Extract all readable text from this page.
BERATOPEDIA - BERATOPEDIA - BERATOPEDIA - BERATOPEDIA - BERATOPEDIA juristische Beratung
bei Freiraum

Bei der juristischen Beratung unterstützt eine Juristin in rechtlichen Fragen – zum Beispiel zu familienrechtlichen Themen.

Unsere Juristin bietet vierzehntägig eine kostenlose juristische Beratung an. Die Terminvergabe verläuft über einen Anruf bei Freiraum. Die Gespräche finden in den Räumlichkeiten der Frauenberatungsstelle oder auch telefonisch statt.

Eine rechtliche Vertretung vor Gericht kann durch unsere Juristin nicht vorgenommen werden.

::::

◆ Exercise goal
All entries must be given again exactly.

◆ Reply
Extract all readable text from this page.
BERATOPEDIA - BERATOPEDIA - BERATOPEDIA - BERATOPEDIA - BERATOPEDIA juristische Beratung
bei Freiraum

Bei der juristischen Beratung unterstützt eine Juristin in rechtlichen Fragen – zum Beispiel zu familienrechtlichen Themen.

Unsere Juristin bietet vierzehntägig eine kostenlose juristische Beratung an. Die Terminvergabe verläuft über einen Anruf bei Freiraum. Die Gespräche finden in den Räumlichkeiten der Frauenberatungsstelle oder auch telefonisch statt.

Eine rechtliche Vertretung vor Gericht kann durch unsere Juristin nicht vorgenommen werden.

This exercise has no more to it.